__WORK INSTRUCTIONS__. For each line below that includes the word "噪音管制條例", make a copy.

Source data
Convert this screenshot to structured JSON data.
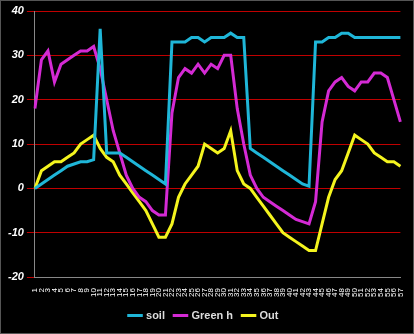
{
  "chart_data": {
    "type": "line",
    "categories": [
      "1",
      "2",
      "3",
      "4",
      "5",
      "6",
      "7",
      "8",
      "9",
      "10",
      "11",
      "12",
      "13",
      "14",
      "15",
      "16",
      "17",
      "18",
      "19",
      "20",
      "21",
      "22",
      "23",
      "24",
      "25",
      "26",
      "27",
      "28",
      "29",
      "30",
      "31",
      "32",
      "33",
      "34",
      "35",
      "36",
      "37",
      "38",
      "39",
      "40",
      "41",
      "42",
      "43",
      "44",
      "45",
      "46",
      "47",
      "48",
      "49",
      "50",
      "51",
      "52",
      "53",
      "54",
      "55",
      "56",
      "57"
    ],
    "series": [
      {
        "name": "soil",
        "color": "#1fb6d8",
        "values": [
          0,
          1,
          2,
          3,
          4,
          5,
          5.5,
          6,
          6,
          6.5,
          36,
          8,
          8,
          8,
          7,
          6,
          5,
          4,
          3,
          2,
          1,
          33,
          33,
          33,
          34,
          34,
          33,
          34,
          34,
          34,
          35,
          34,
          34,
          9,
          8,
          7,
          6,
          5,
          4,
          3,
          2,
          1,
          0.5,
          33,
          33,
          34,
          34,
          35,
          35,
          34,
          34,
          34,
          34,
          34,
          34,
          34,
          34
        ]
      },
      {
        "name": "Green h",
        "color": "#d42ad4",
        "values": [
          18,
          29,
          31,
          24,
          28,
          29,
          30,
          31,
          31,
          32,
          27,
          20,
          13,
          8,
          3,
          0,
          -2,
          -3,
          -5,
          -6,
          -6,
          17,
          25,
          27,
          26,
          28,
          26,
          28,
          27,
          30,
          30,
          18,
          10,
          3,
          0,
          -2,
          -3,
          -4,
          -5,
          -6,
          -7,
          -7.5,
          -8,
          -3,
          15,
          22,
          24,
          25,
          23,
          22,
          24,
          24,
          26,
          26,
          25,
          20,
          15
        ]
      },
      {
        "name": "Out",
        "color": "#f4f41e",
        "values": [
          0,
          4,
          5,
          6,
          6,
          7,
          8,
          10,
          11,
          12,
          9,
          7,
          6,
          3,
          1,
          -1,
          -3,
          -5,
          -8,
          -11,
          -11,
          -8,
          -2,
          1,
          3,
          5,
          10,
          9,
          8,
          9,
          13,
          4,
          1,
          0,
          -2,
          -4,
          -6,
          -8,
          -10,
          -11,
          -12,
          -13,
          -14,
          -14,
          -8,
          -2,
          2,
          4,
          8,
          12,
          11,
          10,
          8,
          7,
          6,
          6,
          5
        ]
      }
    ],
    "ylim": [
      -20,
      40
    ],
    "yticks": [
      -20,
      -10,
      0,
      10,
      20,
      30,
      40
    ],
    "grid": true,
    "legend": "bottom"
  }
}
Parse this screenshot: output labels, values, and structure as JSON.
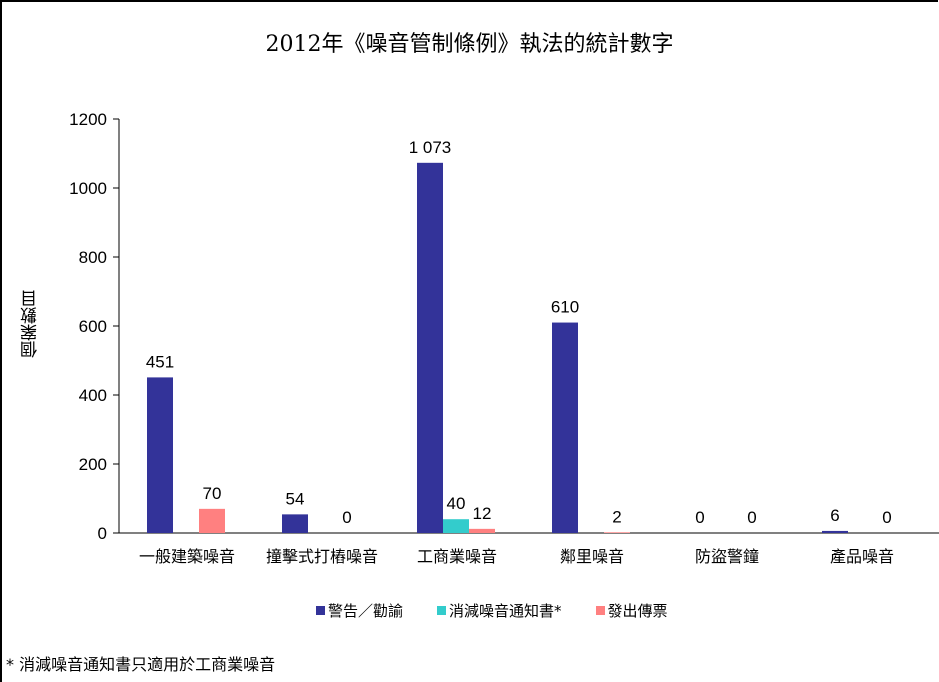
{
  "title": "2012年《噪音管制條例》執法的統計數字",
  "footnote": "* 消減噪音通知書只適用於工商業噪音",
  "colors": {
    "series_0": "#333399",
    "series_1": "#33CCCC",
    "series_2": "#FF8080"
  },
  "legend": [
    {
      "label": "警告／勸諭",
      "color": "#333399"
    },
    {
      "label": "消減噪音通知書*",
      "color": "#33CCCC"
    },
    {
      "label": "發出傳票",
      "color": "#FF8080"
    }
  ],
  "chart_data": {
    "type": "bar",
    "title": "2012年《噪音管制條例》執法的統計數字",
    "xlabel": "",
    "ylabel": "個案數目",
    "ylim": [
      0,
      1200
    ],
    "yticks": [
      0,
      200,
      400,
      600,
      800,
      1000,
      1200
    ],
    "grid": false,
    "legend_position": "bottom",
    "categories": [
      "一般建築噪音",
      "撞擊式打樁噪音",
      "工商業噪音",
      "鄰里噪音",
      "防盜警鐘",
      "產品噪音"
    ],
    "series": [
      {
        "name": "警告／勸諭",
        "color": "#333399",
        "values": [
          451,
          54,
          1073,
          610,
          0,
          6
        ],
        "labels": [
          "451",
          "54",
          "1 073",
          "610",
          "0",
          "6"
        ]
      },
      {
        "name": "消減噪音通知書*",
        "color": "#33CCCC",
        "values": [
          null,
          null,
          40,
          null,
          null,
          null
        ],
        "labels": [
          "",
          "",
          "40",
          "",
          "",
          ""
        ]
      },
      {
        "name": "發出傳票",
        "color": "#FF8080",
        "values": [
          70,
          0,
          12,
          2,
          0,
          0
        ],
        "labels": [
          "70",
          "0",
          "12",
          "2",
          "0",
          "0"
        ]
      }
    ],
    "annotations": [
      "* 消減噪音通知書只適用於工商業噪音"
    ]
  }
}
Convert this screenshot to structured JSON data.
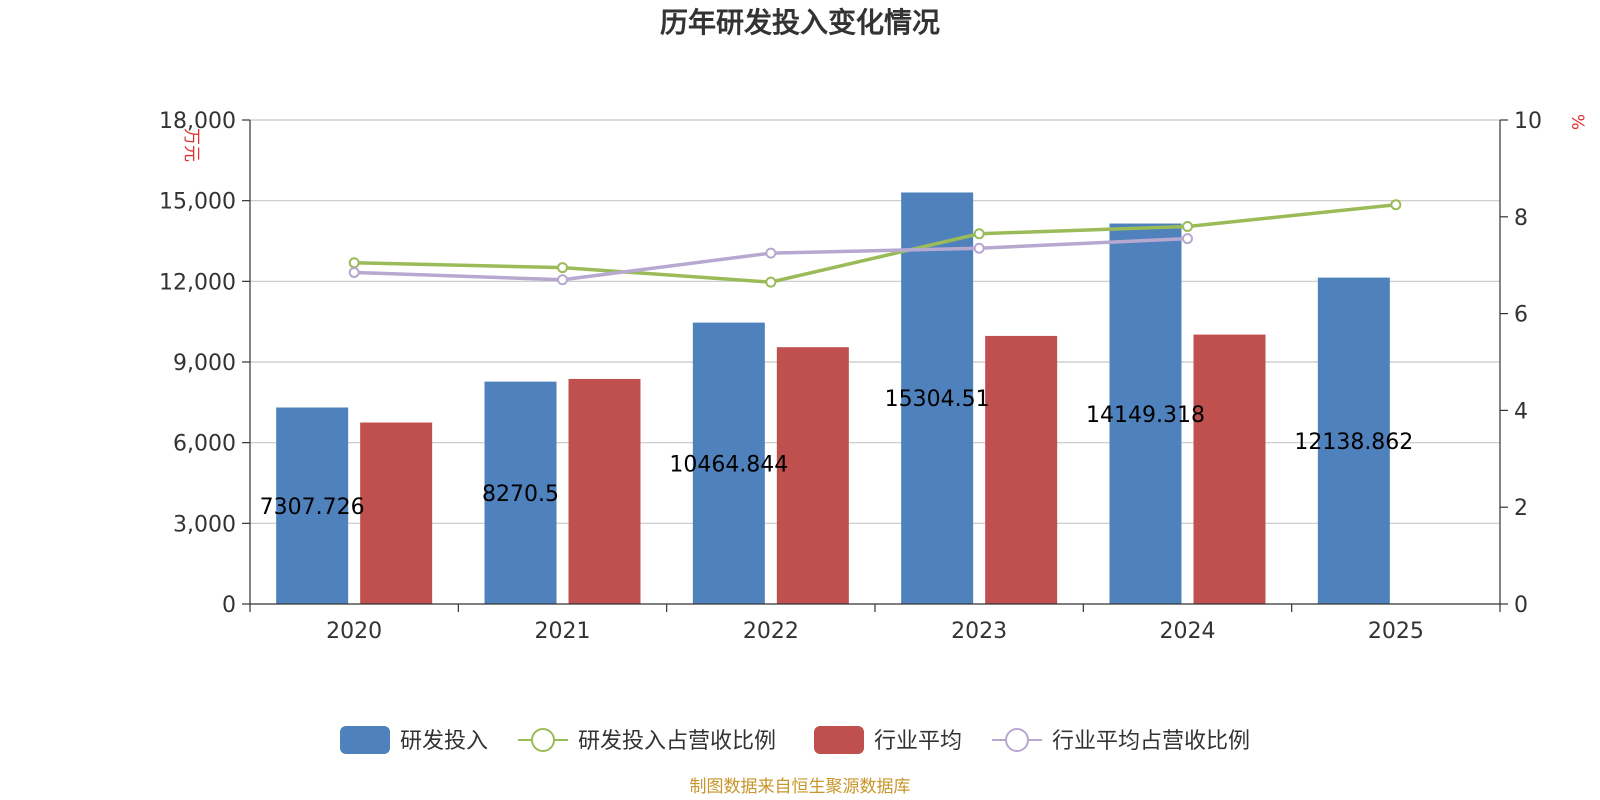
{
  "colors": {
    "rd_bar": "#4f81bd",
    "industry_bar": "#c0504d",
    "rd_ratio_line": "#9bbb59",
    "industry_ratio_line": "#b7a8d0",
    "grid": "#c8c8c8",
    "axis": "#333333",
    "unit_text": "#e03030",
    "source_text": "#c8962a"
  },
  "source_note": "制图数据来自恒生聚源数据库",
  "chart_data": {
    "type": "bar",
    "title": "历年研发投入变化情况",
    "categories": [
      "2020",
      "2021",
      "2022",
      "2023",
      "2024",
      "2025"
    ],
    "y_left": {
      "label": "万元",
      "ylim": [
        0,
        18000
      ],
      "ticks": [
        "0",
        "3,000",
        "6,000",
        "9,000",
        "12,000",
        "15,000",
        "18,000"
      ],
      "tick_values": [
        0,
        3000,
        6000,
        9000,
        12000,
        15000,
        18000
      ]
    },
    "y_right": {
      "label": "%",
      "ylim": [
        0,
        10
      ],
      "ticks": [
        "0",
        "2",
        "4",
        "6",
        "8",
        "10"
      ],
      "tick_values": [
        0,
        2,
        4,
        6,
        8,
        10
      ]
    },
    "grid": true,
    "legend_position": "bottom",
    "series": [
      {
        "name": "研发投入",
        "type": "bar",
        "axis": "left",
        "values": [
          7307.726,
          8270.5,
          10464.844,
          15304.51,
          14149.318,
          12138.862
        ],
        "data_labels": [
          "7307.726",
          "8270.5",
          "10464.844",
          "15304.51",
          "14149.318",
          "12138.862"
        ]
      },
      {
        "name": "研发投入占营收比例",
        "type": "line",
        "axis": "right",
        "values": [
          7.05,
          6.95,
          6.65,
          7.65,
          7.8,
          8.25
        ]
      },
      {
        "name": "行业平均",
        "type": "bar",
        "axis": "left",
        "values": [
          6750,
          8370,
          9550,
          9970,
          10020,
          null
        ]
      },
      {
        "name": "行业平均占营收比例",
        "type": "line",
        "axis": "right",
        "values": [
          6.85,
          6.7,
          7.25,
          7.35,
          7.55,
          null
        ]
      }
    ]
  }
}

__RESULT FOR THIS TASK__.
  "title": "2012年《噪音管制條例》執法的統計數字",
    "title": "2012年《噪音管制條例》執法的統計數字",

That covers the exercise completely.